-- start --
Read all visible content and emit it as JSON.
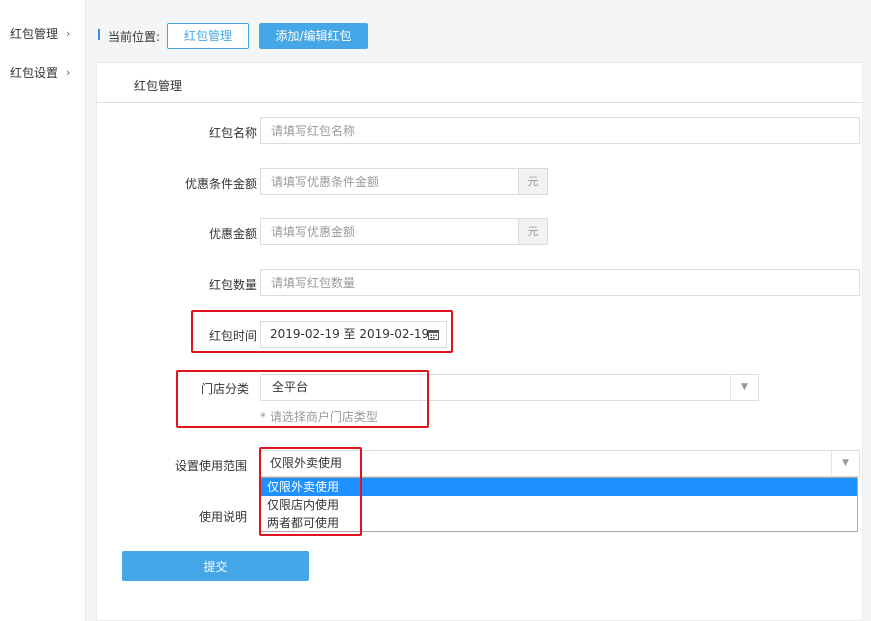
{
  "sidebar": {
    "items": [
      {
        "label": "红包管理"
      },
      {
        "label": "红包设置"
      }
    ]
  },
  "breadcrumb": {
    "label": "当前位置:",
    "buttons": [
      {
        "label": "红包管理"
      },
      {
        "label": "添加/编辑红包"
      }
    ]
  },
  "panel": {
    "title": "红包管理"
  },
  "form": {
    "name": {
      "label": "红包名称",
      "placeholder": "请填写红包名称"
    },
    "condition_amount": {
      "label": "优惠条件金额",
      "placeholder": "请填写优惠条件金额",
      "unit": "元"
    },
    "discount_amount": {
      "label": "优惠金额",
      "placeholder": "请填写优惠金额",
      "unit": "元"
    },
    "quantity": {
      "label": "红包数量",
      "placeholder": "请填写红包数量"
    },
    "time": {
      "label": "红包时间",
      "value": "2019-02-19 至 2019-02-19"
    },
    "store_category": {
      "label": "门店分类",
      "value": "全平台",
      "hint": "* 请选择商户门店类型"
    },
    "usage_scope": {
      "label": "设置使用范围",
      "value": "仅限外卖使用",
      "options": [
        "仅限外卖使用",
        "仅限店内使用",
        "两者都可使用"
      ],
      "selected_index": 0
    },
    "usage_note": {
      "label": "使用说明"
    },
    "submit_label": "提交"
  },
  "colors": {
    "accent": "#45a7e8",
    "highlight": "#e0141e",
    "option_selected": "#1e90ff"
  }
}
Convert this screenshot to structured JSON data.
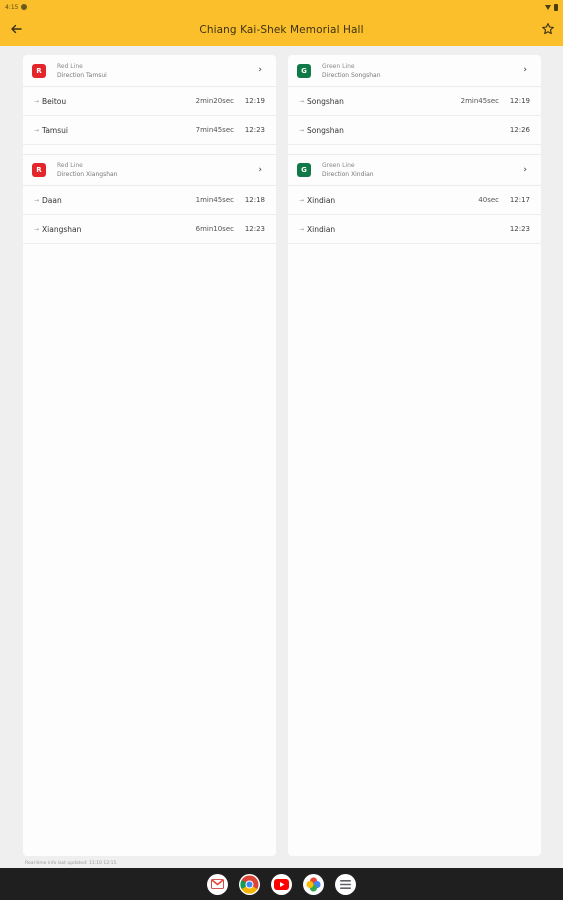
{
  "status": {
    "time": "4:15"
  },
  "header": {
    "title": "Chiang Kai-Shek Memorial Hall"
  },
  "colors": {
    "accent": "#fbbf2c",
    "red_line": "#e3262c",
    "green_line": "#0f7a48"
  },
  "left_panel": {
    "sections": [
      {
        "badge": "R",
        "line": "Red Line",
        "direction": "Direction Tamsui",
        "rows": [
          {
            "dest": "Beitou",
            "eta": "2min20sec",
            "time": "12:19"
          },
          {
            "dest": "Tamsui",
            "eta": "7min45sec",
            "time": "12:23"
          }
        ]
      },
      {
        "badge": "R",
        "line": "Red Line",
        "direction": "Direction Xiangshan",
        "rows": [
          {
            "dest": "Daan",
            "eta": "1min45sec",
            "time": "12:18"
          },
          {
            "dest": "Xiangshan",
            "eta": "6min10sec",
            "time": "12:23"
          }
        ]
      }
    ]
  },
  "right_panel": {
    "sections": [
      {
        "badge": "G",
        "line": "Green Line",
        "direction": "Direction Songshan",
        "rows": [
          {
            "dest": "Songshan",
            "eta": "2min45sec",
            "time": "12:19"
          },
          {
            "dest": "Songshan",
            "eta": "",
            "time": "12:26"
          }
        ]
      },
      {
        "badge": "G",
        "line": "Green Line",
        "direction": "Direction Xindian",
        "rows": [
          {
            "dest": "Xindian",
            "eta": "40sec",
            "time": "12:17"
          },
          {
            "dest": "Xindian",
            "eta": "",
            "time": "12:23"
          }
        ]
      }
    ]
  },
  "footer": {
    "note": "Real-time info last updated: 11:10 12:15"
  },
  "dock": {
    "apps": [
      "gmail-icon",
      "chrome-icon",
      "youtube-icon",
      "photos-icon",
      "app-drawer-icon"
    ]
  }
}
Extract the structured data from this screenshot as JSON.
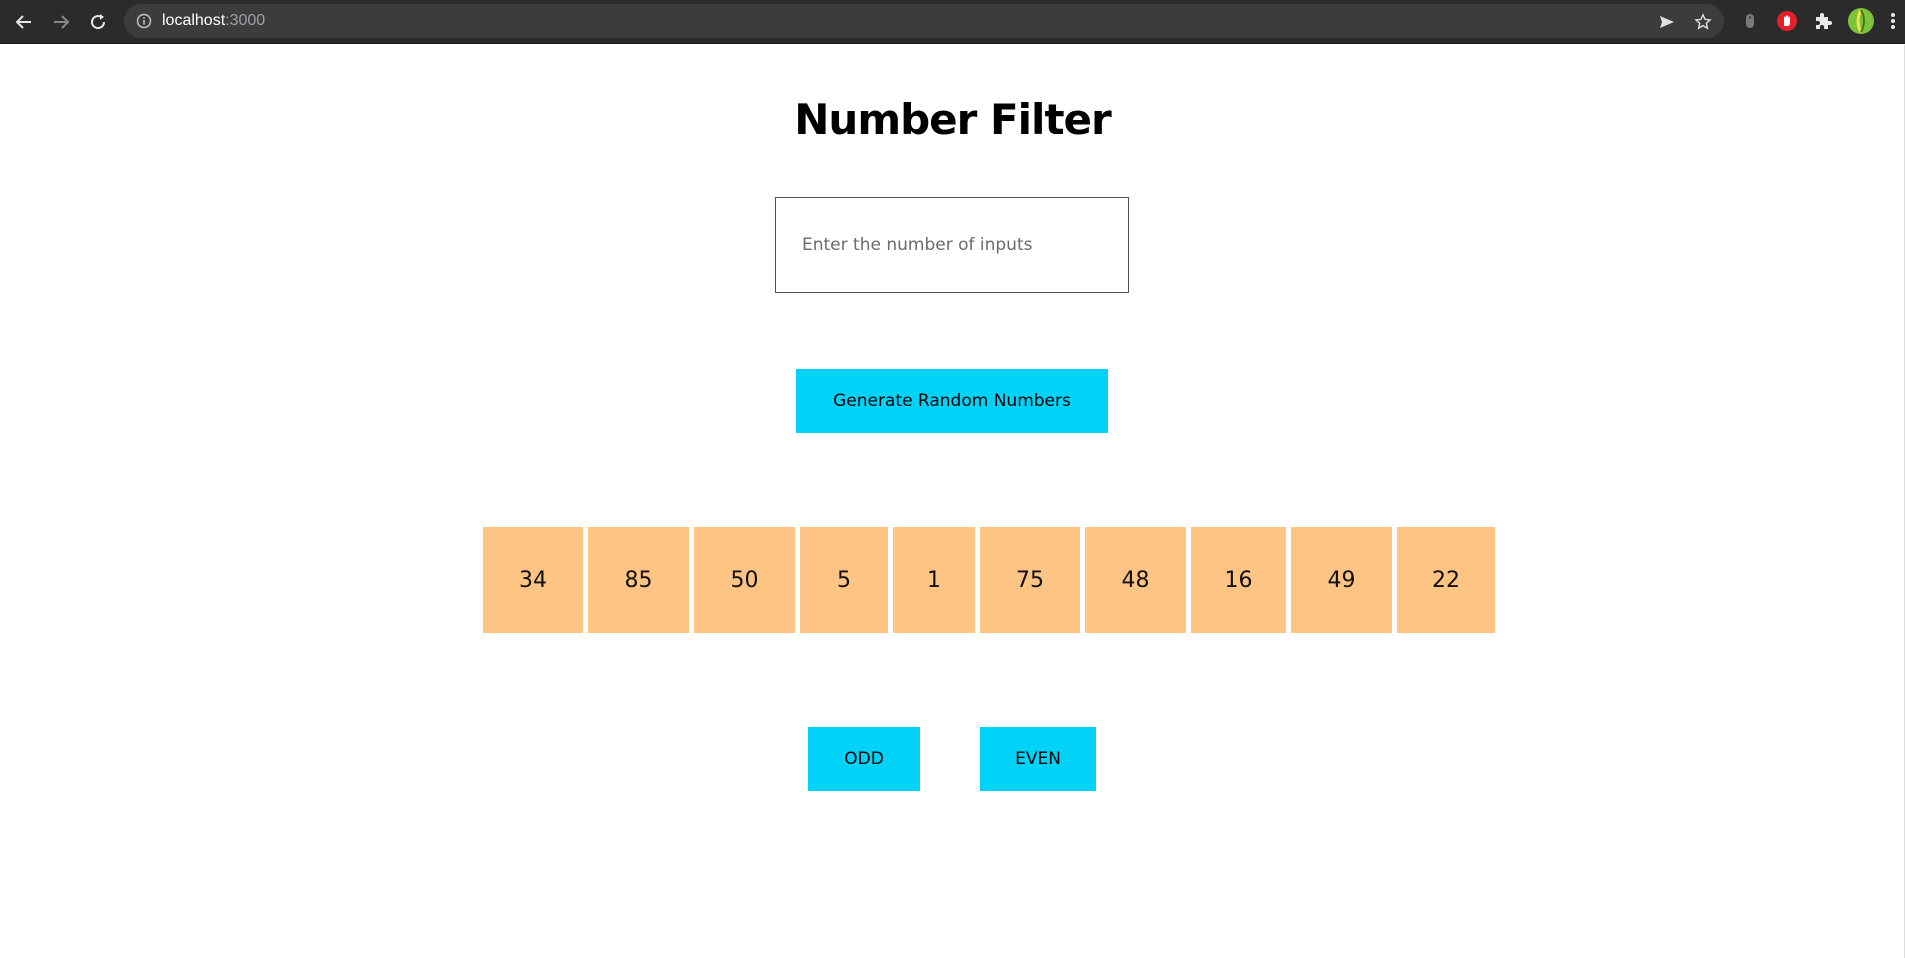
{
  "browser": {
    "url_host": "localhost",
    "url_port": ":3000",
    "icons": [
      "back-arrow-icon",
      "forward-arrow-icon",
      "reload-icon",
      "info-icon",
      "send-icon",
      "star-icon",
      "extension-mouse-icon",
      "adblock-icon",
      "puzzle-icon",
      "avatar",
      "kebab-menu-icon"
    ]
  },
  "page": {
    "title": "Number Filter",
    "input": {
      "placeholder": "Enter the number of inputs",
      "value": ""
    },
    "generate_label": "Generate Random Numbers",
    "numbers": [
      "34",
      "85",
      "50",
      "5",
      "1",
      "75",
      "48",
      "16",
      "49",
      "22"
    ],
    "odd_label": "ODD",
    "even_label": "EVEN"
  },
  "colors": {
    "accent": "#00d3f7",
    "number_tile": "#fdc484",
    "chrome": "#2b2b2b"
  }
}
-- end --
◆ WHAT YOU SHOULD DO:
Write the records out once more, exactly as they appear, with no pictures.

◆ EXPECTED ANSWER:
Read all visible content and emit it as JSON.
{
  "sidebar": {
    "items": [
      {
        "label": "红包管理"
      },
      {
        "label": "红包设置"
      }
    ]
  },
  "breadcrumb": {
    "label": "当前位置:",
    "buttons": [
      {
        "label": "红包管理"
      },
      {
        "label": "添加/编辑红包"
      }
    ]
  },
  "panel": {
    "title": "红包管理"
  },
  "form": {
    "name": {
      "label": "红包名称",
      "placeholder": "请填写红包名称"
    },
    "condition_amount": {
      "label": "优惠条件金额",
      "placeholder": "请填写优惠条件金额",
      "unit": "元"
    },
    "discount_amount": {
      "label": "优惠金额",
      "placeholder": "请填写优惠金额",
      "unit": "元"
    },
    "quantity": {
      "label": "红包数量",
      "placeholder": "请填写红包数量"
    },
    "time": {
      "label": "红包时间",
      "value": "2019-02-19 至 2019-02-19"
    },
    "store_category": {
      "label": "门店分类",
      "value": "全平台",
      "hint": "* 请选择商户门店类型"
    },
    "usage_scope": {
      "label": "设置使用范围",
      "value": "仅限外卖使用",
      "options": [
        "仅限外卖使用",
        "仅限店内使用",
        "两者都可使用"
      ],
      "selected_index": 0
    },
    "usage_note": {
      "label": "使用说明"
    },
    "submit_label": "提交"
  },
  "colors": {
    "accent": "#45a7e8",
    "highlight": "#e0141e",
    "option_selected": "#1e90ff"
  }
}
Convert this screenshot to structured JSON data.
{
  "status": {
    "time": "4:15"
  },
  "header": {
    "title": "Chiang Kai-Shek Memorial Hall"
  },
  "colors": {
    "accent": "#fbbf2c",
    "red_line": "#e3262c",
    "green_line": "#0f7a48"
  },
  "left_panel": {
    "sections": [
      {
        "badge": "R",
        "line": "Red Line",
        "direction": "Direction Tamsui",
        "rows": [
          {
            "dest": "Beitou",
            "eta": "2min20sec",
            "time": "12:19"
          },
          {
            "dest": "Tamsui",
            "eta": "7min45sec",
            "time": "12:23"
          }
        ]
      },
      {
        "badge": "R",
        "line": "Red Line",
        "direction": "Direction Xiangshan",
        "rows": [
          {
            "dest": "Daan",
            "eta": "1min45sec",
            "time": "12:18"
          },
          {
            "dest": "Xiangshan",
            "eta": "6min10sec",
            "time": "12:23"
          }
        ]
      }
    ]
  },
  "right_panel": {
    "sections": [
      {
        "badge": "G",
        "line": "Green Line",
        "direction": "Direction Songshan",
        "rows": [
          {
            "dest": "Songshan",
            "eta": "2min45sec",
            "time": "12:19"
          },
          {
            "dest": "Songshan",
            "eta": "",
            "time": "12:26"
          }
        ]
      },
      {
        "badge": "G",
        "line": "Green Line",
        "direction": "Direction Xindian",
        "rows": [
          {
            "dest": "Xindian",
            "eta": "40sec",
            "time": "12:17"
          },
          {
            "dest": "Xindian",
            "eta": "",
            "time": "12:23"
          }
        ]
      }
    ]
  },
  "footer": {
    "note": "Real-time info last updated: 11:10 12:15"
  },
  "dock": {
    "apps": [
      "gmail-icon",
      "chrome-icon",
      "youtube-icon",
      "photos-icon",
      "app-drawer-icon"
    ]
  }
}
Extract the structured data from this screenshot as JSON.
{
  "browser": {
    "url_host": "localhost",
    "url_port": ":3000",
    "icons": [
      "back-arrow-icon",
      "forward-arrow-icon",
      "reload-icon",
      "info-icon",
      "send-icon",
      "star-icon",
      "extension-mouse-icon",
      "adblock-icon",
      "puzzle-icon",
      "avatar",
      "kebab-menu-icon"
    ]
  },
  "page": {
    "title": "Number Filter",
    "input": {
      "placeholder": "Enter the number of inputs",
      "value": ""
    },
    "generate_label": "Generate Random Numbers",
    "numbers": [
      "34",
      "85",
      "50",
      "5",
      "1",
      "75",
      "48",
      "16",
      "49",
      "22"
    ],
    "odd_label": "ODD",
    "even_label": "EVEN"
  },
  "colors": {
    "accent": "#00d3f7",
    "number_tile": "#fdc484",
    "chrome": "#2b2b2b"
  }
}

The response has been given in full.